[start Records]

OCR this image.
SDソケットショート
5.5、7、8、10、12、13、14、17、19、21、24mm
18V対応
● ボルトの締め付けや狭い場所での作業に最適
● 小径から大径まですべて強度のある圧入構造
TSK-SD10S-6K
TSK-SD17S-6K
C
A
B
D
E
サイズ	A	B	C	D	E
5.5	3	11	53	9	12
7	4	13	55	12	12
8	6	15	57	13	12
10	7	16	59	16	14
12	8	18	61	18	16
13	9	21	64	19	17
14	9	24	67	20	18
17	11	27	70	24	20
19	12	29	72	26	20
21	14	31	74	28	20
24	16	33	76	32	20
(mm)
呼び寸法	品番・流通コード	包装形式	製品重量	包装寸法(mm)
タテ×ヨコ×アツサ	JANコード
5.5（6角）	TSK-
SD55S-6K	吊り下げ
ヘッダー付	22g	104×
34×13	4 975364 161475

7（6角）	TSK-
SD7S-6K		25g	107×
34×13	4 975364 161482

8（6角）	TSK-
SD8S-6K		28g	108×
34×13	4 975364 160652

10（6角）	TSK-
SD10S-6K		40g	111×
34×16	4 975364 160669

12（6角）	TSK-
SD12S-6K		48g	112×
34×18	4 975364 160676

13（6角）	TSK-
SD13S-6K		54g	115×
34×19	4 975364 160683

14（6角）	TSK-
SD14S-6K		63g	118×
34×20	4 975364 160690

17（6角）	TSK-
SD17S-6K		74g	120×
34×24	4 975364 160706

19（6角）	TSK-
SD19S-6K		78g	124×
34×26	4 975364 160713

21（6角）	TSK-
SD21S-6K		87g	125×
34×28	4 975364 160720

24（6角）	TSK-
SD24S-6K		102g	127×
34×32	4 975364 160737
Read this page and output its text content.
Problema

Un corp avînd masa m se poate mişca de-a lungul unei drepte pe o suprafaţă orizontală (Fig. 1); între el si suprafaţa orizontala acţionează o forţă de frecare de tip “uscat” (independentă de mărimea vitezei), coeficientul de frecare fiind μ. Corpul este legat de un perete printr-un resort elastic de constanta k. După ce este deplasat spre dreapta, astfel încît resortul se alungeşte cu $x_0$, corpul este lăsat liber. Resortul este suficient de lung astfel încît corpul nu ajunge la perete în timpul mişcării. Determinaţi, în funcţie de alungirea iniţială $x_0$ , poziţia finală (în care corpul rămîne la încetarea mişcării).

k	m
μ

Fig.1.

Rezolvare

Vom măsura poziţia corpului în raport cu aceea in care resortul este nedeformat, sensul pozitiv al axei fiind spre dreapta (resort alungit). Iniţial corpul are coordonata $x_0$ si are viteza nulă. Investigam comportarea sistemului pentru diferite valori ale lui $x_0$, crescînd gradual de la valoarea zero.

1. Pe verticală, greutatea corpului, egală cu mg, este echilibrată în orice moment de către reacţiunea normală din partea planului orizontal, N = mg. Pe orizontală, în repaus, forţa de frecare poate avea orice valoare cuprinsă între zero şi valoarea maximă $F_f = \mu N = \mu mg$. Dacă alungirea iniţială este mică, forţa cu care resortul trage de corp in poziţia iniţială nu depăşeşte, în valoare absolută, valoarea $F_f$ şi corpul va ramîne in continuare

[end Records]

• Exercise brief: Transcribe every entry exactly.

• Solution to the exercise:
OCR this image.
SDソケットショート
5.5、7、8、10、12、13、14、17、19、21、24mm
18V対応
● ボルトの締め付けや狭い場所での作業に最適
● 小径から大径まですべて強度のある圧入構造
TSK-SD10S-6K
TSK-SD17S-6K
C
A
B
D
E
サイズ	A	B	C	D	E
5.5	3	11	53	9	12
7	4	13	55	12	12
8	6	15	57	13	12
10	7	16	59	16	14
12	8	18	61	18	16
13	9	21	64	19	17
14	9	24	67	20	18
17	11	27	70	24	20
19	12	29	72	26	20
21	14	31	74	28	20
24	16	33	76	32	20
(mm)
呼び寸法	品番・流通コード	包装形式	製品重量	包装寸法(mm)
タテ×ヨコ×アツサ	JANコード
5.5（6角）	TSK-
SD55S-6K	吊り下げ
ヘッダー付	22g	104×
34×13	4 975364 161475

7（6角）	TSK-
SD7S-6K		25g	107×
34×13	4 975364 161482

8（6角）	TSK-
SD8S-6K		28g	108×
34×13	4 975364 160652

10（6角）	TSK-
SD10S-6K		40g	111×
34×16	4 975364 160669

12（6角）	TSK-
SD12S-6K		48g	112×
34×18	4 975364 160676

13（6角）	TSK-
SD13S-6K		54g	115×
34×19	4 975364 160683

14（6角）	TSK-
SD14S-6K		63g	118×
34×20	4 975364 160690

17（6角）	TSK-
SD17S-6K		74g	120×
34×24	4 975364 160706

19（6角）	TSK-
SD19S-6K		78g	124×
34×26	4 975364 160713

21（6角）	TSK-
SD21S-6K		87g	125×
34×28	4 975364 160720

24（6角）	TSK-
SD24S-6K		102g	127×
34×32	4 975364 160737
Read this page and output its text content.
Problema

Un corp avînd masa m se poate mişca de-a lungul unei drepte pe o suprafaţă orizontală (Fig. 1); între el si suprafaţa orizontala acţionează o forţă de frecare de tip “uscat” (independentă de mărimea vitezei), coeficientul de frecare fiind μ. Corpul este legat de un perete printr-un resort elastic de constanta k. După ce este deplasat spre dreapta, astfel încît resortul se alungeşte cu $x_0$, corpul este lăsat liber. Resortul este suficient de lung astfel încît corpul nu ajunge la perete în timpul mişcării. Determinaţi, în funcţie de alungirea iniţială $x_0$ , poziţia finală (în care corpul rămîne la încetarea mişcării).

k	m
μ

Fig.1.

Rezolvare

Vom măsura poziţia corpului în raport cu aceea in care resortul este nedeformat, sensul pozitiv al axei fiind spre dreapta (resort alungit). Iniţial corpul are coordonata $x_0$ si are viteza nulă. Investigam comportarea sistemului pentru diferite valori ale lui $x_0$, crescînd gradual de la valoarea zero.

1. Pe verticală, greutatea corpului, egală cu mg, este echilibrată în orice moment de către reacţiunea normală din partea planului orizontal, N = mg. Pe orizontală, în repaus, forţa de frecare poate avea orice valoare cuprinsă între zero şi valoarea maximă $F_f = \mu N = \mu mg$. Dacă alungirea iniţială este mică, forţa cu care resortul trage de corp in poziţia iniţială nu depăşeşte, în valoare absolută, valoarea $F_f$ şi corpul va ramîne in continuare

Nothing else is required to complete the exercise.